REQUIREMENTS –
Below are some records. How many of their lines contain the string "JSON"? Give the number only.
**** DATA SUPPLIED
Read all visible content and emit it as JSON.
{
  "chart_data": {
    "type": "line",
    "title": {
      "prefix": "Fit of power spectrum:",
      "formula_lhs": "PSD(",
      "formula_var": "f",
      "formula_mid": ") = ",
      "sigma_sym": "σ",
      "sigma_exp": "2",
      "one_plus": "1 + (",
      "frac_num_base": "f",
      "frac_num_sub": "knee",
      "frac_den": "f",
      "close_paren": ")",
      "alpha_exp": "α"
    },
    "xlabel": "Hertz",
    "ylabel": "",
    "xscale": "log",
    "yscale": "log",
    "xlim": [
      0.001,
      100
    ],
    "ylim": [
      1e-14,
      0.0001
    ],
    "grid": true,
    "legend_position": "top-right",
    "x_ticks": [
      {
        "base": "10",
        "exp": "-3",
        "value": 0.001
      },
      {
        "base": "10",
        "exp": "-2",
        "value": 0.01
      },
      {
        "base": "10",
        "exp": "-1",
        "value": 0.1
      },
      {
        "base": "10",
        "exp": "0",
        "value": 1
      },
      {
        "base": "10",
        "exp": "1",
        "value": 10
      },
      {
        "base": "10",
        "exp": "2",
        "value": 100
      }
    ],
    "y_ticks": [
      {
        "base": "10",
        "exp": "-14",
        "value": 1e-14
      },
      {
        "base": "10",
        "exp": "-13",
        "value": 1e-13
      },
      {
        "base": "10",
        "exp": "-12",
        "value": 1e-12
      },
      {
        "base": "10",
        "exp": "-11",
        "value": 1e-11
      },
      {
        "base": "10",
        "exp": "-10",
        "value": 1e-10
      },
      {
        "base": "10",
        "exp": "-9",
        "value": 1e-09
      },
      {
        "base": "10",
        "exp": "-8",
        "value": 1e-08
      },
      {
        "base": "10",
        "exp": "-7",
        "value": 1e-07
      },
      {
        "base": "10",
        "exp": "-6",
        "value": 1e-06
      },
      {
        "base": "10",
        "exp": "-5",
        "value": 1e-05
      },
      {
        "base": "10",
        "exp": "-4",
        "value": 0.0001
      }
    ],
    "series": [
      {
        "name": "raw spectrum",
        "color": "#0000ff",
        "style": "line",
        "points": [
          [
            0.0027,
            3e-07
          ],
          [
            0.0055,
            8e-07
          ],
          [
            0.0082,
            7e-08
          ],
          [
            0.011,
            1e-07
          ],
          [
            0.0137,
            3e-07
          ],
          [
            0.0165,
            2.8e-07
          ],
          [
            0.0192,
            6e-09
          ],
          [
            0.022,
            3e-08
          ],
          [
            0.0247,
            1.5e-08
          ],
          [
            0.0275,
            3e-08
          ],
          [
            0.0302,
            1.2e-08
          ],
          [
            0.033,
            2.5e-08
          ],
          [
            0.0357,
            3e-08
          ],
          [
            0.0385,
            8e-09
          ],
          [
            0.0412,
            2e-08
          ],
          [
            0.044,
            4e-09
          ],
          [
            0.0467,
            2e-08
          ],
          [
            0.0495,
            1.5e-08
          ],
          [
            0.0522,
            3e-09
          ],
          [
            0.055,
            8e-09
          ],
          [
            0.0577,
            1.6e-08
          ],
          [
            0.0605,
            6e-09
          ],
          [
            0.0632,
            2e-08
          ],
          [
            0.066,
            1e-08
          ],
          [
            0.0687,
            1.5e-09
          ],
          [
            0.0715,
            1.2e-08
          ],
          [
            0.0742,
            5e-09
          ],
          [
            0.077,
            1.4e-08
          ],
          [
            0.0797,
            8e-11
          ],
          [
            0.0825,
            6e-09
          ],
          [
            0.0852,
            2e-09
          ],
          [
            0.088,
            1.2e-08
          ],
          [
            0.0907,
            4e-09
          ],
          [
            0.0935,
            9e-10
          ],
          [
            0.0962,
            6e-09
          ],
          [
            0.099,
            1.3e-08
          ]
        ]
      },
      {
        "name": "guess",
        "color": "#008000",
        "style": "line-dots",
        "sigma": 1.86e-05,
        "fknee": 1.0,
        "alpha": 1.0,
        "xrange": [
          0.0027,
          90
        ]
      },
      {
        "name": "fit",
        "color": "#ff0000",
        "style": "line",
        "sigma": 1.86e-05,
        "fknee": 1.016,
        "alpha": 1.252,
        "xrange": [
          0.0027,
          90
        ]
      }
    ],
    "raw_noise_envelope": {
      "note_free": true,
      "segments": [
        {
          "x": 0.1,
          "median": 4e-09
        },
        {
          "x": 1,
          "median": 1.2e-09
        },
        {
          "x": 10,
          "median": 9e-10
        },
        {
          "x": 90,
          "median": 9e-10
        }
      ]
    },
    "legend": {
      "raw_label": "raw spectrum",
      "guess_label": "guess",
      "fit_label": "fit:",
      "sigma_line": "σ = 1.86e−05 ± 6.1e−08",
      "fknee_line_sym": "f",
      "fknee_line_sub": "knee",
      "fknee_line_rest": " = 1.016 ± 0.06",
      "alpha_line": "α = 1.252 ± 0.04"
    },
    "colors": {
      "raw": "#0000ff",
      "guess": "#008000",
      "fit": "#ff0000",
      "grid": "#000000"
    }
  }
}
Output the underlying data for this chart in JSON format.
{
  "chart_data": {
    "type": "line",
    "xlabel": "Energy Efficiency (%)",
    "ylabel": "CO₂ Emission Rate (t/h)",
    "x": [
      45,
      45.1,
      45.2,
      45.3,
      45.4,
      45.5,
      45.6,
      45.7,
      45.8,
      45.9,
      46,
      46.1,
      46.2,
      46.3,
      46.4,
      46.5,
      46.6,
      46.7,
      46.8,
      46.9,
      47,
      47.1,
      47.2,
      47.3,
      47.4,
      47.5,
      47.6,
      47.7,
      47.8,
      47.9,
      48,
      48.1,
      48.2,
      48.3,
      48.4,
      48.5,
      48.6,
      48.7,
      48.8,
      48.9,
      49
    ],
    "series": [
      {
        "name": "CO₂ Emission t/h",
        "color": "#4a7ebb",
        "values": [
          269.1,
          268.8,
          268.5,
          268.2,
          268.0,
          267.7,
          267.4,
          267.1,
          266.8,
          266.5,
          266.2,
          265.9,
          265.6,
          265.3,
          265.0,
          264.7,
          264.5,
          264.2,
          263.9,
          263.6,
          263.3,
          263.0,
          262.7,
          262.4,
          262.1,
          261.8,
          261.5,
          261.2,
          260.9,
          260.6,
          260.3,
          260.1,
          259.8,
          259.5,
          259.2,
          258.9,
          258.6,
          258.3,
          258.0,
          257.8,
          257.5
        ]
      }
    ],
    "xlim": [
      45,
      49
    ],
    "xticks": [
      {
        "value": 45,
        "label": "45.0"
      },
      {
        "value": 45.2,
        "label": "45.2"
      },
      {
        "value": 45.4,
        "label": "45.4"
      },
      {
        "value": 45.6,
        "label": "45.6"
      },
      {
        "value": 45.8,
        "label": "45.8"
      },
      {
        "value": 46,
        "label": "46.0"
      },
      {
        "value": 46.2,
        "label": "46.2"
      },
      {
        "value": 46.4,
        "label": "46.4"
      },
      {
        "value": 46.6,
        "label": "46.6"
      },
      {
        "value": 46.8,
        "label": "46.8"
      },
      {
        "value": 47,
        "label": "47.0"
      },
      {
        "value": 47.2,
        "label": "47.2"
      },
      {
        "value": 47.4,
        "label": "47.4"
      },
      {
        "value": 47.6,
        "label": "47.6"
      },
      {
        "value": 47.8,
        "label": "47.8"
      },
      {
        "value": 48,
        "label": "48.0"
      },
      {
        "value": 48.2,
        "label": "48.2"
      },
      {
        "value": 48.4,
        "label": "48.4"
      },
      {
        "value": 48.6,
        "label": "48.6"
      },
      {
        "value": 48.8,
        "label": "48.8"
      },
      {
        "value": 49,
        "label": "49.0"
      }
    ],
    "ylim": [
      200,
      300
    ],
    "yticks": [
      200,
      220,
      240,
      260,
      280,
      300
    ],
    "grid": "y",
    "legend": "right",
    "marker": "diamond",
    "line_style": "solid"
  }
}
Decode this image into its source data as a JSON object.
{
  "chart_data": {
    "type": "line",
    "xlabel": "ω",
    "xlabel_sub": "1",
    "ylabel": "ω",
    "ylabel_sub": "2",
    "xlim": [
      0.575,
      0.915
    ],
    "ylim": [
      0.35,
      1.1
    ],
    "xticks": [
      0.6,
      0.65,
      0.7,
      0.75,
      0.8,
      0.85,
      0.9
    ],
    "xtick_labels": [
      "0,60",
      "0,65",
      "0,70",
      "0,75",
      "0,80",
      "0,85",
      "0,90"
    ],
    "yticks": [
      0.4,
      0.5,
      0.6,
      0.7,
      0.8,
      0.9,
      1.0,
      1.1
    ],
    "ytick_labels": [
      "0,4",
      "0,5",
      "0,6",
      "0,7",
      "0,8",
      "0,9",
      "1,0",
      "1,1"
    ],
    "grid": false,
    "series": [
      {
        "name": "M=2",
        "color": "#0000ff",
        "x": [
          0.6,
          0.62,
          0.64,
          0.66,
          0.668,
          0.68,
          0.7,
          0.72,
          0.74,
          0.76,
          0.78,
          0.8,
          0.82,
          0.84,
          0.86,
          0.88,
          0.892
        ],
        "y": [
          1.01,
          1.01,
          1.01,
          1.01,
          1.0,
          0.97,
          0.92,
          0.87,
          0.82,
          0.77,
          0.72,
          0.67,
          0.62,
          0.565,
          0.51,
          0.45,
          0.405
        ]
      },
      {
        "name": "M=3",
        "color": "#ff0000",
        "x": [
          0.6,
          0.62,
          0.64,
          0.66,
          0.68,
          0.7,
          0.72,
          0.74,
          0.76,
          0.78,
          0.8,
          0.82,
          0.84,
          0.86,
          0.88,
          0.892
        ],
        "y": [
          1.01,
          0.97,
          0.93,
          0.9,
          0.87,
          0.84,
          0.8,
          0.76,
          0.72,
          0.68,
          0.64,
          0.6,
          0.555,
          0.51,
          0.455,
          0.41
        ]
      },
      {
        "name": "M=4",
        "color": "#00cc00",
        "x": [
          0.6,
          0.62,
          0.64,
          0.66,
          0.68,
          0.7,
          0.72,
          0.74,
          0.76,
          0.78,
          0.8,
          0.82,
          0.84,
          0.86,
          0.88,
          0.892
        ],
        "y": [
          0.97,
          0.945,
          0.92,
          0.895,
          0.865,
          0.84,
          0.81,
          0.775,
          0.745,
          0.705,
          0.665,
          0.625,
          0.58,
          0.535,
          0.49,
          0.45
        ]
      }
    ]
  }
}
********
TASK OUTPUT –
3